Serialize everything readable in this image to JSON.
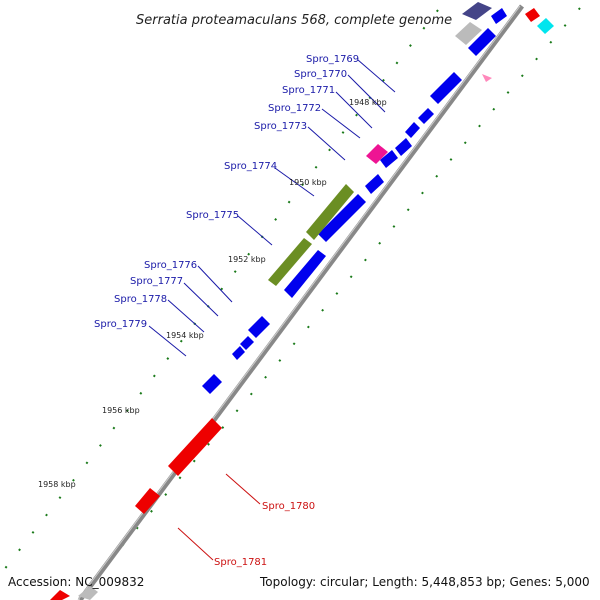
{
  "title": "Serratia proteamaculans 568, complete genome",
  "footer": {
    "accession": "Accession: NC_009832",
    "topology": "Topology: circular; Length: 5,448,853 bp; Genes: 5,000"
  },
  "kbp_marks": [
    "1948 kbp",
    "1950 kbp",
    "1952 kbp",
    "1954 kbp",
    "1956 kbp",
    "1958 kbp"
  ],
  "genes_top": [
    "Spro_1769",
    "Spro_1770",
    "Spro_1771",
    "Spro_1772",
    "Spro_1773",
    "Spro_1774",
    "Spro_1775",
    "Spro_1776",
    "Spro_1777",
    "Spro_1778",
    "Spro_1779"
  ],
  "genes_bottom": [
    "Spro_1780",
    "Spro_1781"
  ],
  "colors": {
    "blue_gene": "#0000ee",
    "red_gene": "#ee0000",
    "olive_gene": "#6b8e23",
    "magenta_gene": "#ee1493",
    "cyan_gene": "#00e5ee",
    "grey_gene": "#bbbbbb",
    "navy_gene": "#444488",
    "tick_green": "#1a7a1a",
    "label_blue": "#1a1aa8",
    "label_red": "#cc1111",
    "backbone": "#888888"
  }
}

## REQUIRED WORK
Each line of the data should be quoted exactly, with pictures left out.

## ANSWER
Serialize everything readable in this image to JSON.
{
  "title": "Serratia proteamaculans 568, complete genome",
  "footer": {
    "accession": "Accession: NC_009832",
    "topology": "Topology: circular; Length: 5,448,853 bp; Genes: 5,000"
  },
  "kbp_marks": [
    "1948 kbp",
    "1950 kbp",
    "1952 kbp",
    "1954 kbp",
    "1956 kbp",
    "1958 kbp"
  ],
  "genes_top": [
    "Spro_1769",
    "Spro_1770",
    "Spro_1771",
    "Spro_1772",
    "Spro_1773",
    "Spro_1774",
    "Spro_1775",
    "Spro_1776",
    "Spro_1777",
    "Spro_1778",
    "Spro_1779"
  ],
  "genes_bottom": [
    "Spro_1780",
    "Spro_1781"
  ],
  "colors": {
    "blue_gene": "#0000ee",
    "red_gene": "#ee0000",
    "olive_gene": "#6b8e23",
    "magenta_gene": "#ee1493",
    "cyan_gene": "#00e5ee",
    "grey_gene": "#bbbbbb",
    "navy_gene": "#444488",
    "tick_green": "#1a7a1a",
    "label_blue": "#1a1aa8",
    "label_red": "#cc1111",
    "backbone": "#888888"
  }
}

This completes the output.